== PROBLEM TO WORK ON ==
Return all of the lines below exactly as they are.

== STORED DATA ==
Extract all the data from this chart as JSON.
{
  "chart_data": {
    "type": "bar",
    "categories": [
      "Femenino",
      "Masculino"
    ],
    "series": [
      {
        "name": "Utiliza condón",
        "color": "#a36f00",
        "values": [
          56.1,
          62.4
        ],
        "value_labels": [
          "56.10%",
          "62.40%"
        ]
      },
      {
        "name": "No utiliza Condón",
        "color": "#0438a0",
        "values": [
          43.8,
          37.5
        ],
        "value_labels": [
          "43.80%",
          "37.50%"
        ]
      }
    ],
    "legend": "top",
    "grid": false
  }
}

== FULL OUTPUT ==
Extract all the data from this chart as JSON.
{
  "chart_data": {
    "type": "bar",
    "categories": [
      "Femenino",
      "Masculino"
    ],
    "series": [
      {
        "name": "Utiliza condón",
        "color": "#a36f00",
        "values": [
          56.1,
          62.4
        ],
        "value_labels": [
          "56.10%",
          "62.40%"
        ]
      },
      {
        "name": "No utiliza Condón",
        "color": "#0438a0",
        "values": [
          43.8,
          37.5
        ],
        "value_labels": [
          "43.80%",
          "37.50%"
        ]
      }
    ],
    "legend": "top",
    "grid": false
  }
}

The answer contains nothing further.